## Goal of the exercise
Retype all material exactly. Pictures stay out of the copy.

## Provided records
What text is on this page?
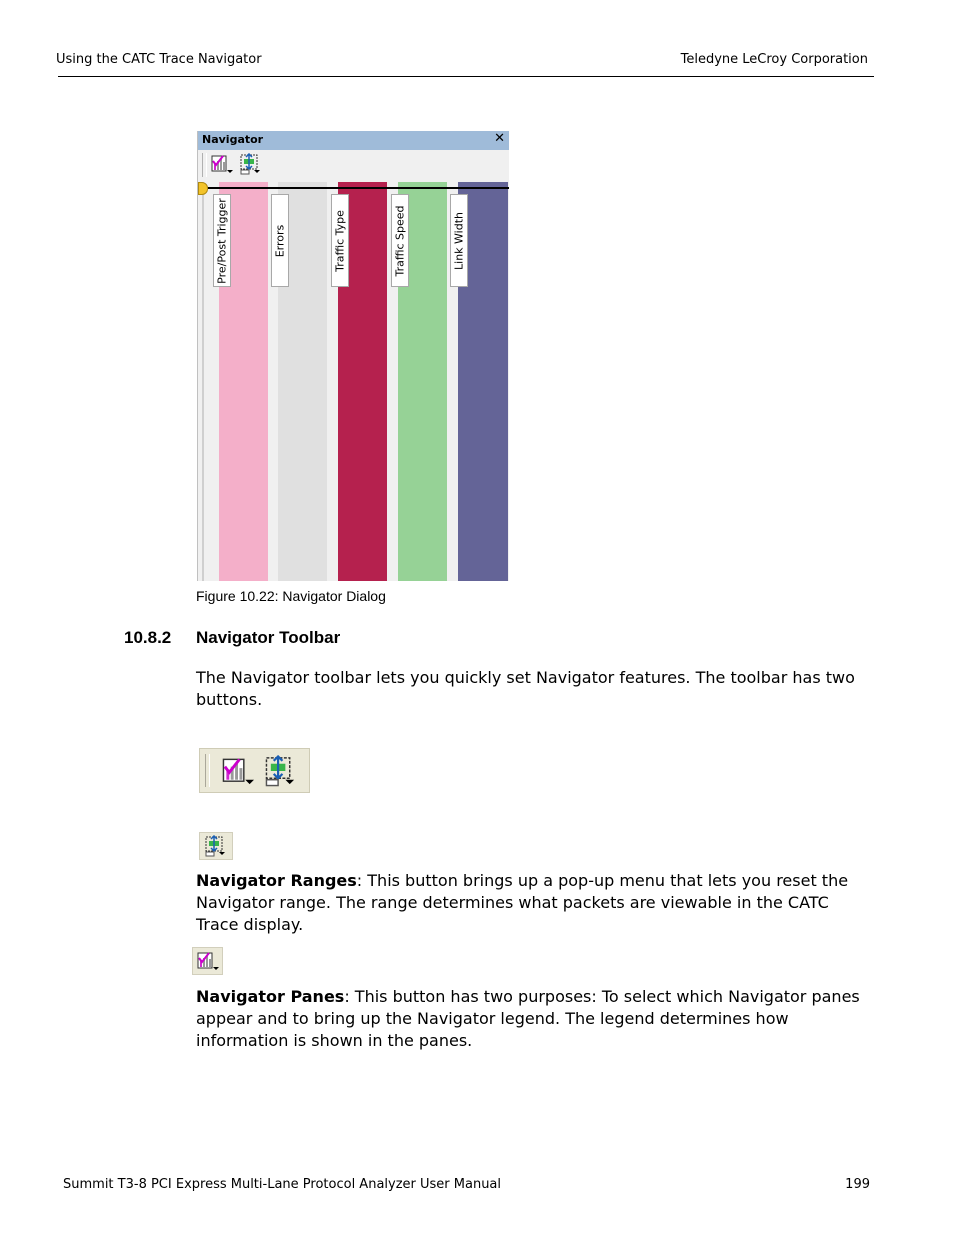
Using the CATC Trace Navigator	Teledyne LeCroy Corporation
Navigator	✕
Pre/Post Trigger	Errors	Traffic Type	Traffic Speed	Link Width
Figure 10.22: Navigator Dialog
10.8.2 Navigator Toolbar
The Navigator toolbar lets you quickly set Navigator features. The toolbar has two buttons.
Navigator Ranges: This button brings up a pop-up menu that lets you reset the Navigator range. The range determines what packets are viewable in the CATC Trace display.
Navigator Panes: This button has two purposes: To select which Navigator panes appear and to bring up the Navigator legend. The legend determines how information is shown in the panes.
Summit T3-8 PCI Express Multi-Lane Protocol Analyzer User Manual	199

## Result of the task
What text is on this page?
Using the CATC Trace Navigator	Teledyne LeCroy Corporation
Navigator	✕
Pre/Post Trigger	Errors	Traffic Type	Traffic Speed	Link Width
Figure 10.22: Navigator Dialog
10.8.2 Navigator Toolbar
The Navigator toolbar lets you quickly set Navigator features. The toolbar has two buttons.
Navigator Ranges: This button brings up a pop-up menu that lets you reset the Navigator range. The range determines what packets are viewable in the CATC Trace display.
Navigator Panes: This button has two purposes: To select which Navigator panes appear and to bring up the Navigator legend. The legend determines how information is shown in the panes.
Summit T3-8 PCI Express Multi-Lane Protocol Analyzer User Manual	199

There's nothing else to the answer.